▶ _WHAT NEEDS TO BE DONE_: Provide an exact copy of the data, excluding the images.

──────────────────────────────

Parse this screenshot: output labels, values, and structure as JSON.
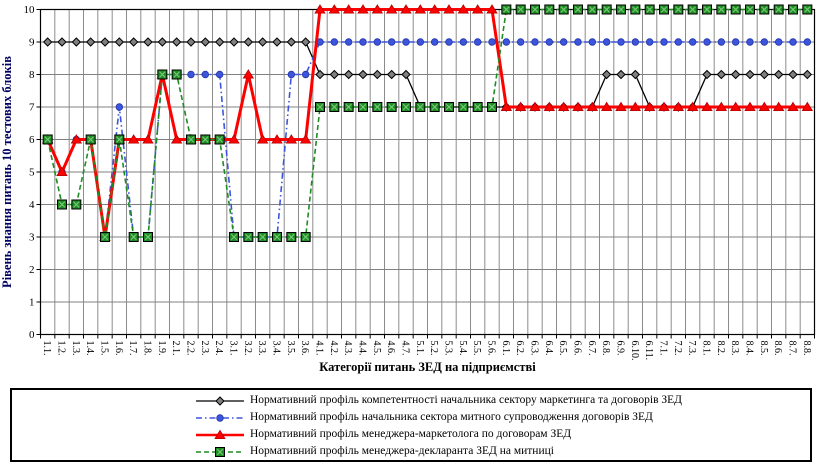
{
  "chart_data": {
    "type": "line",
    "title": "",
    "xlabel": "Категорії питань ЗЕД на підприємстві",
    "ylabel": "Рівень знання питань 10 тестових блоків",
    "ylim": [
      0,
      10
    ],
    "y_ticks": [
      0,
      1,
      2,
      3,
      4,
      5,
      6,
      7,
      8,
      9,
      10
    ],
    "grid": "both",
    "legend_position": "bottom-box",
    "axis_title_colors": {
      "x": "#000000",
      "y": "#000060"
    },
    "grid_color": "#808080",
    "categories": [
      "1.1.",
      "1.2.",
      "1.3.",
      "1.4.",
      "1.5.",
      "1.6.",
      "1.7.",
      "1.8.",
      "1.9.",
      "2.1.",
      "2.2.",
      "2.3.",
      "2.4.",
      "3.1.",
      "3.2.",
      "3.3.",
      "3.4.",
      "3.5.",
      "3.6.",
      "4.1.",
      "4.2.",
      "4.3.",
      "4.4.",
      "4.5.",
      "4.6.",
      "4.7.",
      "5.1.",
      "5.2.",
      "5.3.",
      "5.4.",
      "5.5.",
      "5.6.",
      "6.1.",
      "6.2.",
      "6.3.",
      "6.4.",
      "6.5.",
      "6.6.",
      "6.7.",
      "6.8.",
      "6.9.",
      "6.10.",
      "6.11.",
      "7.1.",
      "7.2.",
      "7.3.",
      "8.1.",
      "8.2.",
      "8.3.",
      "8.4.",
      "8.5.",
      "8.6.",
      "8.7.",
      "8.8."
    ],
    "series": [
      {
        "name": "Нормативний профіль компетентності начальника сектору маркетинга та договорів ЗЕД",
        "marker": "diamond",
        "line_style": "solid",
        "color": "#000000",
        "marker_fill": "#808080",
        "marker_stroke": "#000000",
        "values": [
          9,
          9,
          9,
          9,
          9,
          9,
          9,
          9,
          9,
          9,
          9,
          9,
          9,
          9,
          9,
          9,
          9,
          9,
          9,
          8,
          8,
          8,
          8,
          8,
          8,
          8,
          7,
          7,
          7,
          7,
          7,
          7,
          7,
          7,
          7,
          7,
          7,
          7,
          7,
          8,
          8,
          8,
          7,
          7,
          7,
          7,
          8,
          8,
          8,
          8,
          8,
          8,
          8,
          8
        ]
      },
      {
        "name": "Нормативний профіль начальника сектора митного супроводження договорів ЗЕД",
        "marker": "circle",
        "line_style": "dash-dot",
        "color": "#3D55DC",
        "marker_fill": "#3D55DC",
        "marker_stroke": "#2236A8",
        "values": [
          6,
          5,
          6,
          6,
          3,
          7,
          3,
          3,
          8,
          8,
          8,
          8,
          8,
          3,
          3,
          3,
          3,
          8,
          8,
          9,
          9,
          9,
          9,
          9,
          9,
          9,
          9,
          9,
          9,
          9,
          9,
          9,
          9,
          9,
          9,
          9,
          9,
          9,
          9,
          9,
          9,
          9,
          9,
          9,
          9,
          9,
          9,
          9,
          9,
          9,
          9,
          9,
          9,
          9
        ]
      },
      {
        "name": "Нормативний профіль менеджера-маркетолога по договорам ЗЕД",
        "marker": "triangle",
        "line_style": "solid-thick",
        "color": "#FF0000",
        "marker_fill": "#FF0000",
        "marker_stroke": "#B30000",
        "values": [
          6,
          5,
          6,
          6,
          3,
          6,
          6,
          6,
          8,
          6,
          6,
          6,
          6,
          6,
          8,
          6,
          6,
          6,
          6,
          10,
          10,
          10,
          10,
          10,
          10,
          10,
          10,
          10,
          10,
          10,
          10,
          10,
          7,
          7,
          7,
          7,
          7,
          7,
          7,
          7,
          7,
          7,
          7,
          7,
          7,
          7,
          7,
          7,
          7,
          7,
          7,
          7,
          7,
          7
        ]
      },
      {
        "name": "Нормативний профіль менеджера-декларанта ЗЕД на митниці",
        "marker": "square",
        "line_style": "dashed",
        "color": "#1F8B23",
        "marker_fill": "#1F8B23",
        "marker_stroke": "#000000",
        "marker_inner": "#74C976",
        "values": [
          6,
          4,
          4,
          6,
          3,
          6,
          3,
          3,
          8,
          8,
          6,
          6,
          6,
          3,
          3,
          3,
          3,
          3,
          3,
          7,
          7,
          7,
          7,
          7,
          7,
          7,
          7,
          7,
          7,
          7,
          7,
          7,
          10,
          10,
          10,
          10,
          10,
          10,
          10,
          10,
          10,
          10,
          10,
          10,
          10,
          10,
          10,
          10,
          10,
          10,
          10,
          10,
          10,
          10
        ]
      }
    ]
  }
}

──────────────────────────────

▶ _EXERCISE ANSWER_:
Parse this screenshot: output labels, values, and structure as JSON.
{
  "chart_data": {
    "type": "line",
    "title": "",
    "xlabel": "Категорії питань ЗЕД на підприємстві",
    "ylabel": "Рівень знання питань 10 тестових блоків",
    "ylim": [
      0,
      10
    ],
    "y_ticks": [
      0,
      1,
      2,
      3,
      4,
      5,
      6,
      7,
      8,
      9,
      10
    ],
    "grid": "both",
    "legend_position": "bottom-box",
    "axis_title_colors": {
      "x": "#000000",
      "y": "#000060"
    },
    "grid_color": "#808080",
    "categories": [
      "1.1.",
      "1.2.",
      "1.3.",
      "1.4.",
      "1.5.",
      "1.6.",
      "1.7.",
      "1.8.",
      "1.9.",
      "2.1.",
      "2.2.",
      "2.3.",
      "2.4.",
      "3.1.",
      "3.2.",
      "3.3.",
      "3.4.",
      "3.5.",
      "3.6.",
      "4.1.",
      "4.2.",
      "4.3.",
      "4.4.",
      "4.5.",
      "4.6.",
      "4.7.",
      "5.1.",
      "5.2.",
      "5.3.",
      "5.4.",
      "5.5.",
      "5.6.",
      "6.1.",
      "6.2.",
      "6.3.",
      "6.4.",
      "6.5.",
      "6.6.",
      "6.7.",
      "6.8.",
      "6.9.",
      "6.10.",
      "6.11.",
      "7.1.",
      "7.2.",
      "7.3.",
      "8.1.",
      "8.2.",
      "8.3.",
      "8.4.",
      "8.5.",
      "8.6.",
      "8.7.",
      "8.8."
    ],
    "series": [
      {
        "name": "Нормативний профіль компетентності начальника сектору маркетинга та договорів ЗЕД",
        "marker": "diamond",
        "line_style": "solid",
        "color": "#000000",
        "marker_fill": "#808080",
        "marker_stroke": "#000000",
        "values": [
          9,
          9,
          9,
          9,
          9,
          9,
          9,
          9,
          9,
          9,
          9,
          9,
          9,
          9,
          9,
          9,
          9,
          9,
          9,
          8,
          8,
          8,
          8,
          8,
          8,
          8,
          7,
          7,
          7,
          7,
          7,
          7,
          7,
          7,
          7,
          7,
          7,
          7,
          7,
          8,
          8,
          8,
          7,
          7,
          7,
          7,
          8,
          8,
          8,
          8,
          8,
          8,
          8,
          8
        ]
      },
      {
        "name": "Нормативний профіль начальника сектора митного супроводження договорів ЗЕД",
        "marker": "circle",
        "line_style": "dash-dot",
        "color": "#3D55DC",
        "marker_fill": "#3D55DC",
        "marker_stroke": "#2236A8",
        "values": [
          6,
          5,
          6,
          6,
          3,
          7,
          3,
          3,
          8,
          8,
          8,
          8,
          8,
          3,
          3,
          3,
          3,
          8,
          8,
          9,
          9,
          9,
          9,
          9,
          9,
          9,
          9,
          9,
          9,
          9,
          9,
          9,
          9,
          9,
          9,
          9,
          9,
          9,
          9,
          9,
          9,
          9,
          9,
          9,
          9,
          9,
          9,
          9,
          9,
          9,
          9,
          9,
          9,
          9
        ]
      },
      {
        "name": "Нормативний профіль менеджера-маркетолога по договорам ЗЕД",
        "marker": "triangle",
        "line_style": "solid-thick",
        "color": "#FF0000",
        "marker_fill": "#FF0000",
        "marker_stroke": "#B30000",
        "values": [
          6,
          5,
          6,
          6,
          3,
          6,
          6,
          6,
          8,
          6,
          6,
          6,
          6,
          6,
          8,
          6,
          6,
          6,
          6,
          10,
          10,
          10,
          10,
          10,
          10,
          10,
          10,
          10,
          10,
          10,
          10,
          10,
          7,
          7,
          7,
          7,
          7,
          7,
          7,
          7,
          7,
          7,
          7,
          7,
          7,
          7,
          7,
          7,
          7,
          7,
          7,
          7,
          7,
          7
        ]
      },
      {
        "name": "Нормативний профіль менеджера-декларанта ЗЕД на митниці",
        "marker": "square",
        "line_style": "dashed",
        "color": "#1F8B23",
        "marker_fill": "#1F8B23",
        "marker_stroke": "#000000",
        "marker_inner": "#74C976",
        "values": [
          6,
          4,
          4,
          6,
          3,
          6,
          3,
          3,
          8,
          8,
          6,
          6,
          6,
          3,
          3,
          3,
          3,
          3,
          3,
          7,
          7,
          7,
          7,
          7,
          7,
          7,
          7,
          7,
          7,
          7,
          7,
          7,
          10,
          10,
          10,
          10,
          10,
          10,
          10,
          10,
          10,
          10,
          10,
          10,
          10,
          10,
          10,
          10,
          10,
          10,
          10,
          10,
          10,
          10
        ]
      }
    ]
  }
}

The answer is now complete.